■ **Task prompt**
Take the material below and write it all out again exactly.

■ **Information given**
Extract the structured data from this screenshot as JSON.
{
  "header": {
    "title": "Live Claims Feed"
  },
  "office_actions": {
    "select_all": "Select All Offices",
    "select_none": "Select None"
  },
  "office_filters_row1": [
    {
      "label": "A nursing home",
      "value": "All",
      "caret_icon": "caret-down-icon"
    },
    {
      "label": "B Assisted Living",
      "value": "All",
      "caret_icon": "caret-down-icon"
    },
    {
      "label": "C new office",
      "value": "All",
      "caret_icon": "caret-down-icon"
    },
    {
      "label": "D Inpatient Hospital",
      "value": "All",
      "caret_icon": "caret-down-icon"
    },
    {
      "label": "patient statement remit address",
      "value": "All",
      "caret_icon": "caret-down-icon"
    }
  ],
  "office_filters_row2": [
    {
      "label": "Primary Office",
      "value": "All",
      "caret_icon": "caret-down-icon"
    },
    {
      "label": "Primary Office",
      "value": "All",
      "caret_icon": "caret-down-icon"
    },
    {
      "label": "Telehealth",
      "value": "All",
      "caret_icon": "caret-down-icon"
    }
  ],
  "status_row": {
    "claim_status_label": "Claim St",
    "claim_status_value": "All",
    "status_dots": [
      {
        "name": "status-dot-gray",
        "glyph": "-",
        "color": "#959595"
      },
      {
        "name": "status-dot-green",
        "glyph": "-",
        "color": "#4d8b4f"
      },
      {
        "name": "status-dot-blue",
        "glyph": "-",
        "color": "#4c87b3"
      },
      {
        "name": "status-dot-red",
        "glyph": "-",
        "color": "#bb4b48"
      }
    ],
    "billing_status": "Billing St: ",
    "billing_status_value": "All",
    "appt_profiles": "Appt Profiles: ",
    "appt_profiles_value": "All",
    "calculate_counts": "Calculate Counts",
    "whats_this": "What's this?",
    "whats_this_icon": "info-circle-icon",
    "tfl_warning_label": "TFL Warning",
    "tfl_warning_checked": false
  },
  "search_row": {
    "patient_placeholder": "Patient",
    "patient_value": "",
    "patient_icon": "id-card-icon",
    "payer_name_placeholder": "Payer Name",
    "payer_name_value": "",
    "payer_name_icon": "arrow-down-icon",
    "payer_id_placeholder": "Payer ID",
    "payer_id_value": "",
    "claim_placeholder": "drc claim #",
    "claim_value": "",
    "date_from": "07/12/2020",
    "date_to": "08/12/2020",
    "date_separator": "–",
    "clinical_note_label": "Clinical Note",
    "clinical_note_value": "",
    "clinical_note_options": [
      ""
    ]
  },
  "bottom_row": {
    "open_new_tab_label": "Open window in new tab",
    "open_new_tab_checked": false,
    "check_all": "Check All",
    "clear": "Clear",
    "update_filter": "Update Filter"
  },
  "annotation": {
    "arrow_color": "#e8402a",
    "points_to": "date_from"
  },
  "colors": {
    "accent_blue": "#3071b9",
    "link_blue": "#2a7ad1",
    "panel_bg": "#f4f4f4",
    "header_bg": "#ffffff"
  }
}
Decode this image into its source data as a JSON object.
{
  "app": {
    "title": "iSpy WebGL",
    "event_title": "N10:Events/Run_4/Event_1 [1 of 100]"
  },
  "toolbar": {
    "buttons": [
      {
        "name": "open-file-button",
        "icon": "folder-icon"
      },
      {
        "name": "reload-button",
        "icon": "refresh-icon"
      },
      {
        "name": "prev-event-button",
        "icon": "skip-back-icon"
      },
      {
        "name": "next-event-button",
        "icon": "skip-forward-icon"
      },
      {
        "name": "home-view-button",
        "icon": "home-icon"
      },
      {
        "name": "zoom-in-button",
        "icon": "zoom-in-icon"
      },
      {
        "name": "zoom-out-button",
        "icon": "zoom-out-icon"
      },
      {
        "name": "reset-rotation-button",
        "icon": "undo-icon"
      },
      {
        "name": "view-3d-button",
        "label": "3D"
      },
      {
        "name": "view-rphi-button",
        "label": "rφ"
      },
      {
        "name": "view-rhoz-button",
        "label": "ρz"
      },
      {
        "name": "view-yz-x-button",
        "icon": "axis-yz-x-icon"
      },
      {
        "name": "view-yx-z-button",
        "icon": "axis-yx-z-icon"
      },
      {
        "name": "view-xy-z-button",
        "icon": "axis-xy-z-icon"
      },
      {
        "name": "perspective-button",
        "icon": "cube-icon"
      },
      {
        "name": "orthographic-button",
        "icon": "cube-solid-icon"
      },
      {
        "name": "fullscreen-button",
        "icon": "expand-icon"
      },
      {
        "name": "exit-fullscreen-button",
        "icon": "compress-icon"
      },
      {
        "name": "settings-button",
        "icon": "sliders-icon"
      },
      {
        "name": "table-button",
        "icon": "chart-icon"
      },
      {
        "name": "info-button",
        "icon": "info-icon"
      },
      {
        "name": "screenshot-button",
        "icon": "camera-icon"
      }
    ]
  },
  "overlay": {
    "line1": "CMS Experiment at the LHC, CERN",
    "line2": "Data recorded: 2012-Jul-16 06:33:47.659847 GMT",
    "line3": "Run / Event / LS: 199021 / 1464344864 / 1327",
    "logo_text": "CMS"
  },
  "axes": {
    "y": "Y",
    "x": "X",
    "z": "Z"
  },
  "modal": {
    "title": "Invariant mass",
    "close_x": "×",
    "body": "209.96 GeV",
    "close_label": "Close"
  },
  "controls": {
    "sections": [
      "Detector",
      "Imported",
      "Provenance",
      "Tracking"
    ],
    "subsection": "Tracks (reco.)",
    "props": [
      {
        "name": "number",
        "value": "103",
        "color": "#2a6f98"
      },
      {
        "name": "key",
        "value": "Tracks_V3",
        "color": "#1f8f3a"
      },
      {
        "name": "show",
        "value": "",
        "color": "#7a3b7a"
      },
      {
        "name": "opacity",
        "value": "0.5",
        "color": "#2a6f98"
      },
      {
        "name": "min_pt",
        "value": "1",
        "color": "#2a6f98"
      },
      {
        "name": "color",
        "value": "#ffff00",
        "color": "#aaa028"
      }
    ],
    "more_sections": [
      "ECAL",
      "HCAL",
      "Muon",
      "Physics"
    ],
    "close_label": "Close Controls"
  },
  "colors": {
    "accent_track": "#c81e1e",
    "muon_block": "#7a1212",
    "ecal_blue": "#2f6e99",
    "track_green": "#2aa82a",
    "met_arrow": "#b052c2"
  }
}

■ **Completed exercise**
Extract the structured data from this screenshot as JSON.
{
  "header": {
    "title": "Live Claims Feed"
  },
  "office_actions": {
    "select_all": "Select All Offices",
    "select_none": "Select None"
  },
  "office_filters_row1": [
    {
      "label": "A nursing home",
      "value": "All",
      "caret_icon": "caret-down-icon"
    },
    {
      "label": "B Assisted Living",
      "value": "All",
      "caret_icon": "caret-down-icon"
    },
    {
      "label": "C new office",
      "value": "All",
      "caret_icon": "caret-down-icon"
    },
    {
      "label": "D Inpatient Hospital",
      "value": "All",
      "caret_icon": "caret-down-icon"
    },
    {
      "label": "patient statement remit address",
      "value": "All",
      "caret_icon": "caret-down-icon"
    }
  ],
  "office_filters_row2": [
    {
      "label": "Primary Office",
      "value": "All",
      "caret_icon": "caret-down-icon"
    },
    {
      "label": "Primary Office",
      "value": "All",
      "caret_icon": "caret-down-icon"
    },
    {
      "label": "Telehealth",
      "value": "All",
      "caret_icon": "caret-down-icon"
    }
  ],
  "status_row": {
    "claim_status_label": "Claim St",
    "claim_status_value": "All",
    "status_dots": [
      {
        "name": "status-dot-gray",
        "glyph": "-",
        "color": "#959595"
      },
      {
        "name": "status-dot-green",
        "glyph": "-",
        "color": "#4d8b4f"
      },
      {
        "name": "status-dot-blue",
        "glyph": "-",
        "color": "#4c87b3"
      },
      {
        "name": "status-dot-red",
        "glyph": "-",
        "color": "#bb4b48"
      }
    ],
    "billing_status": "Billing St: ",
    "billing_status_value": "All",
    "appt_profiles": "Appt Profiles: ",
    "appt_profiles_value": "All",
    "calculate_counts": "Calculate Counts",
    "whats_this": "What's this?",
    "whats_this_icon": "info-circle-icon",
    "tfl_warning_label": "TFL Warning",
    "tfl_warning_checked": false
  },
  "search_row": {
    "patient_placeholder": "Patient",
    "patient_value": "",
    "patient_icon": "id-card-icon",
    "payer_name_placeholder": "Payer Name",
    "payer_name_value": "",
    "payer_name_icon": "arrow-down-icon",
    "payer_id_placeholder": "Payer ID",
    "payer_id_value": "",
    "claim_placeholder": "drc claim #",
    "claim_value": "",
    "date_from": "07/12/2020",
    "date_to": "08/12/2020",
    "date_separator": "–",
    "clinical_note_label": "Clinical Note",
    "clinical_note_value": "",
    "clinical_note_options": [
      ""
    ]
  },
  "bottom_row": {
    "open_new_tab_label": "Open window in new tab",
    "open_new_tab_checked": false,
    "check_all": "Check All",
    "clear": "Clear",
    "update_filter": "Update Filter"
  },
  "annotation": {
    "arrow_color": "#e8402a",
    "points_to": "date_from"
  },
  "colors": {
    "accent_blue": "#3071b9",
    "link_blue": "#2a7ad1",
    "panel_bg": "#f4f4f4",
    "header_bg": "#ffffff"
  }
}
Decode this image into its source data as a JSON object.
{
  "app": {
    "title": "iSpy WebGL",
    "event_title": "N10:Events/Run_4/Event_1 [1 of 100]"
  },
  "toolbar": {
    "buttons": [
      {
        "name": "open-file-button",
        "icon": "folder-icon"
      },
      {
        "name": "reload-button",
        "icon": "refresh-icon"
      },
      {
        "name": "prev-event-button",
        "icon": "skip-back-icon"
      },
      {
        "name": "next-event-button",
        "icon": "skip-forward-icon"
      },
      {
        "name": "home-view-button",
        "icon": "home-icon"
      },
      {
        "name": "zoom-in-button",
        "icon": "zoom-in-icon"
      },
      {
        "name": "zoom-out-button",
        "icon": "zoom-out-icon"
      },
      {
        "name": "reset-rotation-button",
        "icon": "undo-icon"
      },
      {
        "name": "view-3d-button",
        "label": "3D"
      },
      {
        "name": "view-rphi-button",
        "label": "rφ"
      },
      {
        "name": "view-rhoz-button",
        "label": "ρz"
      },
      {
        "name": "view-yz-x-button",
        "icon": "axis-yz-x-icon"
      },
      {
        "name": "view-yx-z-button",
        "icon": "axis-yx-z-icon"
      },
      {
        "name": "view-xy-z-button",
        "icon": "axis-xy-z-icon"
      },
      {
        "name": "perspective-button",
        "icon": "cube-icon"
      },
      {
        "name": "orthographic-button",
        "icon": "cube-solid-icon"
      },
      {
        "name": "fullscreen-button",
        "icon": "expand-icon"
      },
      {
        "name": "exit-fullscreen-button",
        "icon": "compress-icon"
      },
      {
        "name": "settings-button",
        "icon": "sliders-icon"
      },
      {
        "name": "table-button",
        "icon": "chart-icon"
      },
      {
        "name": "info-button",
        "icon": "info-icon"
      },
      {
        "name": "screenshot-button",
        "icon": "camera-icon"
      }
    ]
  },
  "overlay": {
    "line1": "CMS Experiment at the LHC, CERN",
    "line2": "Data recorded: 2012-Jul-16 06:33:47.659847 GMT",
    "line3": "Run / Event / LS: 199021 / 1464344864 / 1327",
    "logo_text": "CMS"
  },
  "axes": {
    "y": "Y",
    "x": "X",
    "z": "Z"
  },
  "modal": {
    "title": "Invariant mass",
    "close_x": "×",
    "body": "209.96 GeV",
    "close_label": "Close"
  },
  "controls": {
    "sections": [
      "Detector",
      "Imported",
      "Provenance",
      "Tracking"
    ],
    "subsection": "Tracks (reco.)",
    "props": [
      {
        "name": "number",
        "value": "103",
        "color": "#2a6f98"
      },
      {
        "name": "key",
        "value": "Tracks_V3",
        "color": "#1f8f3a"
      },
      {
        "name": "show",
        "value": "",
        "color": "#7a3b7a"
      },
      {
        "name": "opacity",
        "value": "0.5",
        "color": "#2a6f98"
      },
      {
        "name": "min_pt",
        "value": "1",
        "color": "#2a6f98"
      },
      {
        "name": "color",
        "value": "#ffff00",
        "color": "#aaa028"
      }
    ],
    "more_sections": [
      "ECAL",
      "HCAL",
      "Muon",
      "Physics"
    ],
    "close_label": "Close Controls"
  },
  "colors": {
    "accent_track": "#c81e1e",
    "muon_block": "#7a1212",
    "ecal_blue": "#2f6e99",
    "track_green": "#2aa82a",
    "met_arrow": "#b052c2"
  }
}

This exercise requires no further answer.